-- Selected passage --
* * * * * * *
Description: The 2nd (second component of an ordered pair) function restricted to a function F is a function from F into the codomain of F . (Contributed by Alexander van der Vekens, 4-Feb-2018)

		Ref	Expression
	Assertion	f2ndf	⊢ ( 𝐹 : 𝐴 ⟶ 𝐵 → ( 2^nd ↾ 𝐹 ) : 𝐹 ⟶ 𝐵 )

Proof

Step	Hyp	Ref	Expression
1		f2ndres	⊢ ( 2^nd ↾ ( 𝐴 × 𝐵 ) ) : ( 𝐴 × 𝐵 ) ⟶ 𝐵
2		fssxp	⊢ ( 𝐹 : 𝐴 ⟶ 𝐵 → 𝐹 ⊆ ( 𝐴 × 𝐵 ) )
3		fssres	⊢ ( ( ( 2^nd ↾ ( 𝐴 × 𝐵 ) ) : ( 𝐴 × 𝐵 ) ⟶ 𝐵 ∧ 𝐹 ⊆ ( 𝐴 × 𝐵 ) ) → ( ( 2^nd ↾ ( 𝐴 × 𝐵 ) ) ↾ 𝐹 ) : 𝐹 ⟶ 𝐵 )
* * * * * * *
-- Dataset content --
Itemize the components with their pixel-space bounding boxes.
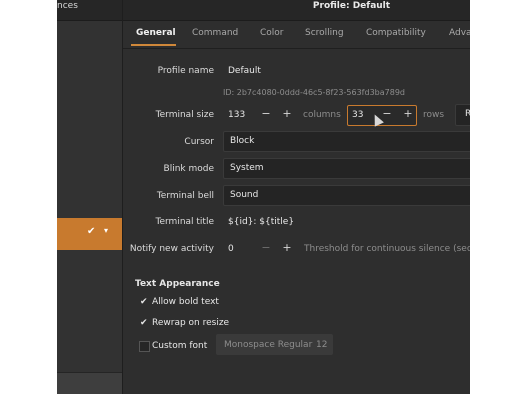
* * * * * * *
-- Exercise tasks --
A) On the f2ndf proof page, which reference does step 2 use?
B) Carry the f2ndf proof forward from its last step.
None of the material is needed here.

-- Results of the exercise --
A) Step 2 uses fssxp.

B)
4	1 2 3	sylancr	⊢ ( 𝐹 : 𝐴 ⟶ 𝐵 → ( ( 2^nd ↾ ( 𝐴 × 𝐵 ) ) ↾ 𝐹 ) : 𝐹 ⟶ 𝐵 )
5	2	resabs1d	⊢ ( 𝐹 : 𝐴 ⟶ 𝐵 → ( ( 2^nd ↾ ( 𝐴 × 𝐵 ) ) ↾ 𝐹 ) = ( 2^nd ↾ 𝐹 ) )
6	5	eqcomd	⊢ ( 𝐹 : 𝐴 ⟶ 𝐵 → ( 2^nd ↾ 𝐹 ) = ( ( 2^nd ↾ ( 𝐴 × 𝐵 ) ) ↾ 𝐹 ) )
7	6	feq1d	⊢ ( 𝐹 : 𝐴 ⟶ 𝐵 → ( ( 2^nd ↾ 𝐹 ) : 𝐹 ⟶ 𝐵 ↔ ( ( 2^nd ↾ ( 𝐴 × 𝐵 ) ) ↾ 𝐹 ) : 𝐹 ⟶ 𝐵 ) )
8	4 7	mpbird	⊢ ( 𝐹 : 𝐴 ⟶ 𝐵 → ( 2^nd ↾ 𝐹 ) : 𝐹 ⟶ 𝐵 )